Data records
□ □ □ □ □
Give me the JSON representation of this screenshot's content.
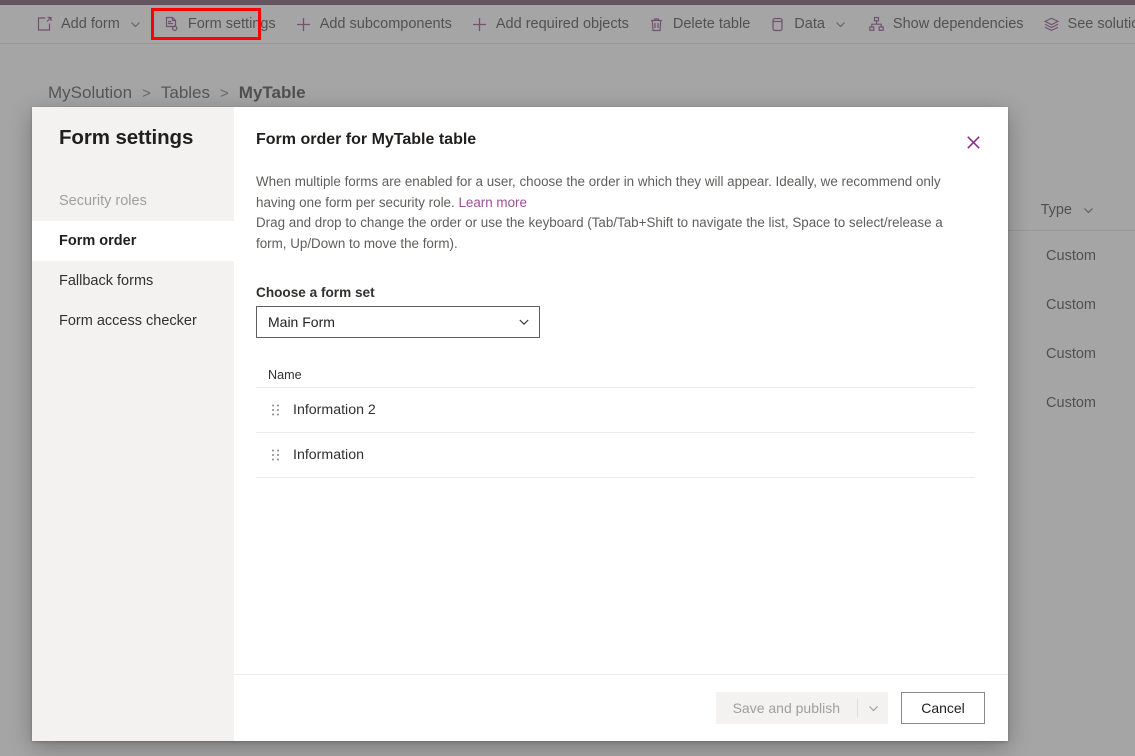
{
  "theme": {
    "accent_purple": "#742774",
    "top_bar": "#522b4b",
    "highlight_red": "#ff0000",
    "link_purple": "#9b4f96",
    "sidebar_bg": "#f3f2f1",
    "scrim": "#6e6e6e"
  },
  "command_bar": {
    "items": [
      {
        "label": "Add form",
        "icon": "add-form-icon",
        "has_caret": true
      },
      {
        "label": "Form settings",
        "icon": "form-settings-icon",
        "has_caret": false,
        "highlighted": true
      },
      {
        "label": "Add subcomponents",
        "icon": "plus-icon",
        "has_caret": false
      },
      {
        "label": "Add required objects",
        "icon": "plus-icon",
        "has_caret": false
      },
      {
        "label": "Delete table",
        "icon": "trash-icon",
        "has_caret": false
      },
      {
        "label": "Data",
        "icon": "database-icon",
        "has_caret": true
      },
      {
        "label": "Show dependencies",
        "icon": "dependencies-icon",
        "has_caret": false
      },
      {
        "label": "See solution layers",
        "icon": "layers-icon",
        "has_caret": false
      }
    ]
  },
  "breadcrumb": {
    "items": [
      {
        "label": "MySolution",
        "current": false
      },
      {
        "label": "Tables",
        "current": false
      },
      {
        "label": "MyTable",
        "current": true
      }
    ],
    "separator": ">"
  },
  "background_table": {
    "column_header": "Type",
    "rows": [
      {
        "type": "Custom"
      },
      {
        "type": "Custom"
      },
      {
        "type": "Custom"
      },
      {
        "type": "Custom"
      }
    ]
  },
  "dialog": {
    "sidebar": {
      "title": "Form settings",
      "items": [
        {
          "label": "Security roles",
          "state": "disabled"
        },
        {
          "label": "Form order",
          "state": "selected"
        },
        {
          "label": "Fallback forms",
          "state": "default"
        },
        {
          "label": "Form access checker",
          "state": "default"
        }
      ]
    },
    "close_icon": "close-icon",
    "title": "Form order for MyTable table",
    "description_part1": "When multiple forms are enabled for a user, choose the order in which they will appear. Ideally, we recommend only having one form per security role. ",
    "learn_more_label": "Learn more",
    "description_part2": "Drag and drop to change the order or use the keyboard (Tab/Tab+Shift to navigate the list, Space to select/release a form, Up/Down to move the form).",
    "form_set": {
      "label": "Choose a form set",
      "selected_value": "Main Form",
      "options": [
        "Main Form"
      ]
    },
    "form_list": {
      "column_header": "Name",
      "rows": [
        {
          "name": "Information 2",
          "handle_icon": "drag-handle-icon"
        },
        {
          "name": "Information",
          "handle_icon": "drag-handle-icon"
        }
      ]
    },
    "footer": {
      "save_label": "Save and publish",
      "save_enabled": false,
      "save_menu_icon": "chevron-down-icon",
      "cancel_label": "Cancel"
    }
  }
}
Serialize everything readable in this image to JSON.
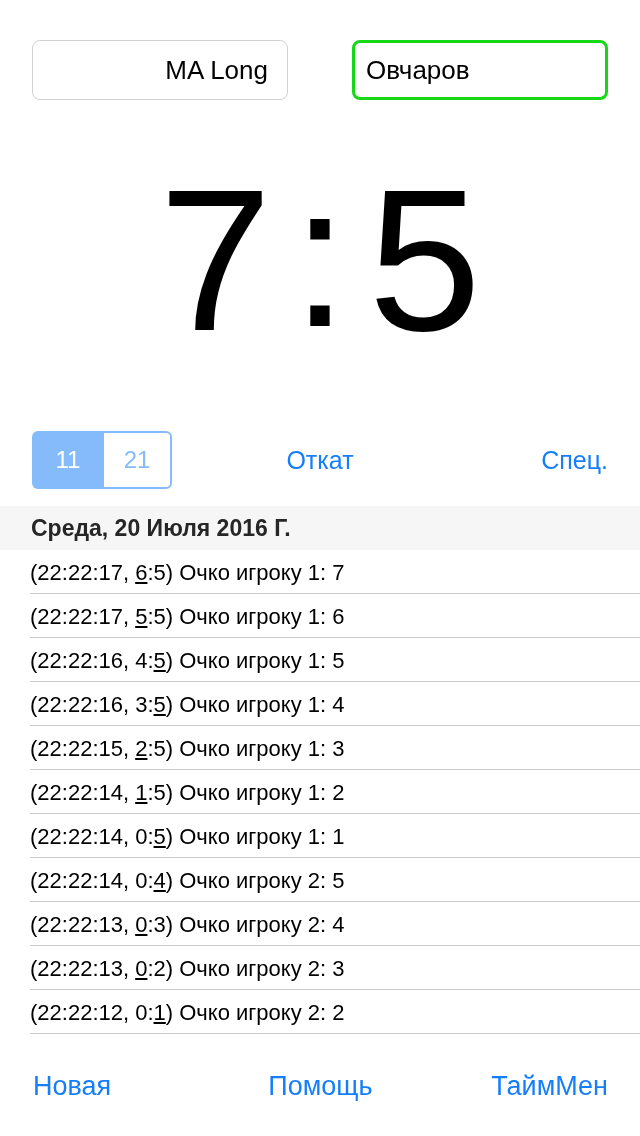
{
  "players": [
    {
      "name": "MA Long",
      "active": false
    },
    {
      "name": "Овчаров",
      "active": true
    }
  ],
  "score": {
    "player_1": "7",
    "divider": ":",
    "player_2": "5"
  },
  "mode_switch": {
    "segments": [
      {
        "label": "11",
        "selected": true
      },
      {
        "label": "21",
        "selected": false
      }
    ]
  },
  "actions": [
    "Откат",
    "Спец."
  ],
  "log": {
    "date": "Среда, 20 Июля 2016 Г.",
    "entries": [
      {
        "segments": [
          {
            "text": "(22:22:17, ",
            "underlined": false
          },
          {
            "text": "6",
            "underlined": true
          },
          {
            "text": ":5) Очко игроку 1: 7",
            "underlined": false
          }
        ]
      },
      {
        "segments": [
          {
            "text": "(22:22:17, ",
            "underlined": false
          },
          {
            "text": "5",
            "underlined": true
          },
          {
            "text": ":5) Очко игроку 1: 6",
            "underlined": false
          }
        ]
      },
      {
        "segments": [
          {
            "text": "(22:22:16, 4:",
            "underlined": false
          },
          {
            "text": "5",
            "underlined": true
          },
          {
            "text": ") Очко игроку 1: 5",
            "underlined": false
          }
        ]
      },
      {
        "segments": [
          {
            "text": "(22:22:16, 3:",
            "underlined": false
          },
          {
            "text": "5",
            "underlined": true
          },
          {
            "text": ") Очко игроку 1: 4",
            "underlined": false
          }
        ]
      },
      {
        "segments": [
          {
            "text": "(22:22:15, ",
            "underlined": false
          },
          {
            "text": "2",
            "underlined": true
          },
          {
            "text": ":5) Очко игроку 1: 3",
            "underlined": false
          }
        ]
      },
      {
        "segments": [
          {
            "text": "(22:22:14, ",
            "underlined": false
          },
          {
            "text": "1",
            "underlined": true
          },
          {
            "text": ":5) Очко игроку 1: 2",
            "underlined": false
          }
        ]
      },
      {
        "segments": [
          {
            "text": "(22:22:14, 0:",
            "underlined": false
          },
          {
            "text": "5",
            "underlined": true
          },
          {
            "text": ") Очко игроку 1: 1",
            "underlined": false
          }
        ]
      },
      {
        "segments": [
          {
            "text": "(22:22:14, 0:",
            "underlined": false
          },
          {
            "text": "4",
            "underlined": true
          },
          {
            "text": ") Очко игроку 2: 5",
            "underlined": false
          }
        ]
      },
      {
        "segments": [
          {
            "text": "(22:22:13, ",
            "underlined": false
          },
          {
            "text": "0",
            "underlined": true
          },
          {
            "text": ":3) Очко игроку 2: 4",
            "underlined": false
          }
        ]
      },
      {
        "segments": [
          {
            "text": "(22:22:13, ",
            "underlined": false
          },
          {
            "text": "0",
            "underlined": true
          },
          {
            "text": ":2) Очко игроку 2: 3",
            "underlined": false
          }
        ]
      },
      {
        "segments": [
          {
            "text": "(22:22:12, 0:",
            "underlined": false
          },
          {
            "text": "1",
            "underlined": true
          },
          {
            "text": ") Очко игроку 2: 2",
            "underlined": false
          }
        ]
      }
    ]
  },
  "toolbar": [
    "Новая",
    "Помощь",
    "ТаймМен"
  ]
}
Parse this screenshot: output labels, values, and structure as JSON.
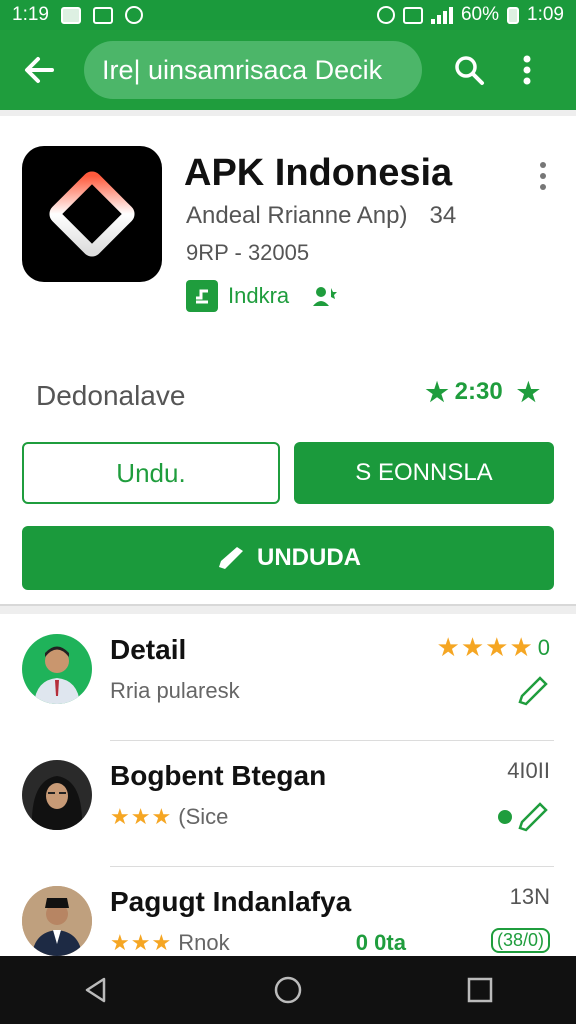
□ □ □ □ □
Task to complete
Print the complete listing exactly, apart from any pictures.

In response
Give me the JSON representation of this screenshot's content.
{
  "theme": {
    "accent_purple": "#742774",
    "top_bar": "#522b4b",
    "highlight_red": "#ff0000",
    "link_purple": "#9b4f96",
    "sidebar_bg": "#f3f2f1",
    "scrim": "#6e6e6e"
  },
  "command_bar": {
    "items": [
      {
        "label": "Add form",
        "icon": "add-form-icon",
        "has_caret": true
      },
      {
        "label": "Form settings",
        "icon": "form-settings-icon",
        "has_caret": false,
        "highlighted": true
      },
      {
        "label": "Add subcomponents",
        "icon": "plus-icon",
        "has_caret": false
      },
      {
        "label": "Add required objects",
        "icon": "plus-icon",
        "has_caret": false
      },
      {
        "label": "Delete table",
        "icon": "trash-icon",
        "has_caret": false
      },
      {
        "label": "Data",
        "icon": "database-icon",
        "has_caret": true
      },
      {
        "label": "Show dependencies",
        "icon": "dependencies-icon",
        "has_caret": false
      },
      {
        "label": "See solution layers",
        "icon": "layers-icon",
        "has_caret": false
      }
    ]
  },
  "breadcrumb": {
    "items": [
      {
        "label": "MySolution",
        "current": false
      },
      {
        "label": "Tables",
        "current": false
      },
      {
        "label": "MyTable",
        "current": true
      }
    ],
    "separator": ">"
  },
  "background_table": {
    "column_header": "Type",
    "rows": [
      {
        "type": "Custom"
      },
      {
        "type": "Custom"
      },
      {
        "type": "Custom"
      },
      {
        "type": "Custom"
      }
    ]
  },
  "dialog": {
    "sidebar": {
      "title": "Form settings",
      "items": [
        {
          "label": "Security roles",
          "state": "disabled"
        },
        {
          "label": "Form order",
          "state": "selected"
        },
        {
          "label": "Fallback forms",
          "state": "default"
        },
        {
          "label": "Form access checker",
          "state": "default"
        }
      ]
    },
    "close_icon": "close-icon",
    "title": "Form order for MyTable table",
    "description_part1": "When multiple forms are enabled for a user, choose the order in which they will appear. Ideally, we recommend only having one form per security role. ",
    "learn_more_label": "Learn more",
    "description_part2": "Drag and drop to change the order or use the keyboard (Tab/Tab+Shift to navigate the list, Space to select/release a form, Up/Down to move the form).",
    "form_set": {
      "label": "Choose a form set",
      "selected_value": "Main Form",
      "options": [
        "Main Form"
      ]
    },
    "form_list": {
      "column_header": "Name",
      "rows": [
        {
          "name": "Information 2",
          "handle_icon": "drag-handle-icon"
        },
        {
          "name": "Information",
          "handle_icon": "drag-handle-icon"
        }
      ]
    },
    "footer": {
      "save_label": "Save and publish",
      "save_enabled": false,
      "save_menu_icon": "chevron-down-icon",
      "cancel_label": "Cancel"
    }
  }
}
Serialize everything readable in this image to JSON.
{
  "players": [
    {
      "name": "MA Long",
      "active": false
    },
    {
      "name": "Овчаров",
      "active": true
    }
  ],
  "score": {
    "player_1": "7",
    "divider": ":",
    "player_2": "5"
  },
  "mode_switch": {
    "segments": [
      {
        "label": "11",
        "selected": true
      },
      {
        "label": "21",
        "selected": false
      }
    ]
  },
  "actions": [
    "Откат",
    "Спец."
  ],
  "log": {
    "date": "Среда, 20 Июля 2016 Г.",
    "entries": [
      {
        "segments": [
          {
            "text": "(22:22:17, ",
            "underlined": false
          },
          {
            "text": "6",
            "underlined": true
          },
          {
            "text": ":5) Очко игроку 1: 7",
            "underlined": false
          }
        ]
      },
      {
        "segments": [
          {
            "text": "(22:22:17, ",
            "underlined": false
          },
          {
            "text": "5",
            "underlined": true
          },
          {
            "text": ":5) Очко игроку 1: 6",
            "underlined": false
          }
        ]
      },
      {
        "segments": [
          {
            "text": "(22:22:16, 4:",
            "underlined": false
          },
          {
            "text": "5",
            "underlined": true
          },
          {
            "text": ") Очко игроку 1: 5",
            "underlined": false
          }
        ]
      },
      {
        "segments": [
          {
            "text": "(22:22:16, 3:",
            "underlined": false
          },
          {
            "text": "5",
            "underlined": true
          },
          {
            "text": ") Очко игроку 1: 4",
            "underlined": false
          }
        ]
      },
      {
        "segments": [
          {
            "text": "(22:22:15, ",
            "underlined": false
          },
          {
            "text": "2",
            "underlined": true
          },
          {
            "text": ":5) Очко игроку 1: 3",
            "underlined": false
          }
        ]
      },
      {
        "segments": [
          {
            "text": "(22:22:14, ",
            "underlined": false
          },
          {
            "text": "1",
            "underlined": true
          },
          {
            "text": ":5) Очко игроку 1: 2",
            "underlined": false
          }
        ]
      },
      {
        "segments": [
          {
            "text": "(22:22:14, 0:",
            "underlined": false
          },
          {
            "text": "5",
            "underlined": true
          },
          {
            "text": ") Очко игроку 1: 1",
            "underlined": false
          }
        ]
      },
      {
        "segments": [
          {
            "text": "(22:22:14, 0:",
            "underlined": false
          },
          {
            "text": "4",
            "underlined": true
          },
          {
            "text": ") Очко игроку 2: 5",
            "underlined": false
          }
        ]
      },
      {
        "segments": [
          {
            "text": "(22:22:13, ",
            "underlined": false
          },
          {
            "text": "0",
            "underlined": true
          },
          {
            "text": ":3) Очко игроку 2: 4",
            "underlined": false
          }
        ]
      },
      {
        "segments": [
          {
            "text": "(22:22:13, ",
            "underlined": false
          },
          {
            "text": "0",
            "underlined": true
          },
          {
            "text": ":2) Очко игроку 2: 3",
            "underlined": false
          }
        ]
      },
      {
        "segments": [
          {
            "text": "(22:22:12, 0:",
            "underlined": false
          },
          {
            "text": "1",
            "underlined": true
          },
          {
            "text": ") Очко игроку 2: 2",
            "underlined": false
          }
        ]
      }
    ]
  },
  "toolbar": [
    "Новая",
    "Помощь",
    "ТаймМен"
  ]
}
Parse this screenshot: output labels, values, and structure as JSON.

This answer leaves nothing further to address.